Written exercise – Single out the lines of the material that contain "icon" and copy them.

___ Records for this exercise

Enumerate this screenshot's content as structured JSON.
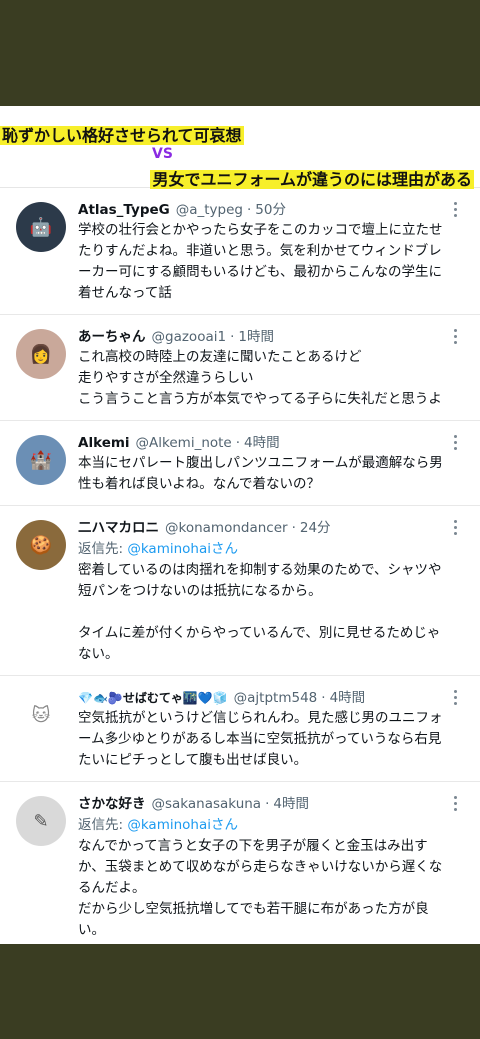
{
  "title": {
    "line1": "恥ずかしい格好させられて可哀想",
    "vs": "VS",
    "line2": "男女でユニフォームが違うのには理由がある"
  },
  "tweets": [
    {
      "name": "Atlas_TypeG",
      "handle": "@a_typeg",
      "time": "50分",
      "reply_prefix": "",
      "reply_to": "",
      "text": "学校の壮行会とかやったら女子をこのカッコで壇上に立たせたりすんだよね。非道いと思う。気を利かせてウィンドブレーカー可にする顧問もいるけども、最初からこんなの学生に着せんなって話",
      "avatar_color": "#2c3a4a",
      "avatar_icon": "robot-avatar-icon"
    },
    {
      "name": "あーちゃん",
      "handle": "@gazooai1",
      "time": "1時間",
      "reply_prefix": "",
      "reply_to": "",
      "text": "これ高校の時陸上の友達に聞いたことあるけど\n走りやすさが全然違うらしい\nこう言うこと言う方が本気でやってる子らに失礼だと思うよ",
      "avatar_color": "#c9a89a",
      "avatar_icon": "girl-avatar-icon"
    },
    {
      "name": "Alkemi",
      "handle": "@Alkemi_note",
      "time": "4時間",
      "reply_prefix": "",
      "reply_to": "",
      "text": "本当にセパレート腹出しパンツユニフォームが最適解なら男性も着れば良いよね。なんで着ないの？",
      "avatar_color": "#6b8fb5",
      "avatar_icon": "castle-avatar-icon"
    },
    {
      "name": "二ハマカロニ",
      "handle": "@konamondancer",
      "time": "24分",
      "reply_prefix": "返信先: ",
      "reply_to": "@kaminohaiさん",
      "text": "密着しているのは肉揺れを抑制する効果のためで、シャツや短パンをつけないのは抵抗になるから。\n\nタイムに差が付くからやっているんで、別に見せるためじゃない。",
      "avatar_color": "#8a6a3c",
      "avatar_icon": "food-avatar-icon"
    },
    {
      "name": "💎🐟🫐せばむてゃ🌃💙🧊",
      "handle": "@ajtptm548",
      "time": "4時間",
      "reply_prefix": "",
      "reply_to": "",
      "text": "空気抵抗がというけど信じられんわ。見た感じ男のユニフォーム多少ゆとりがあるし本当に空気抵抗がっていうなら右見たいにピチっとして腹も出せば良い。",
      "avatar_color": "#cfcfcf",
      "avatar_icon": "cat-avatar-icon"
    },
    {
      "name": "さかな好き",
      "handle": "@sakanasakuna",
      "time": "4時間",
      "reply_prefix": "返信先: ",
      "reply_to": "@kaminohaiさん",
      "text": "なんでかって言うと女子の下を男子が履くと金玉はみ出すか、玉袋まとめて収めながら走らなきゃいけないから遅くなるんだよ。\nだから少し空気抵抗増してでも若干腿に布があった方が良い。\n男は。\n上は胸のある無しだね。",
      "avatar_color": "#d9d9d9",
      "avatar_icon": "sketch-avatar-icon"
    }
  ]
}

______

The reply –
      "avatar_icon": "robot-avatar-icon"
      "avatar_icon": "girl-avatar-icon"
      "avatar_icon": "castle-avatar-icon"
      "avatar_icon": "food-avatar-icon"
      "avatar_icon": "cat-avatar-icon"
      "avatar_icon": "sketch-avatar-icon"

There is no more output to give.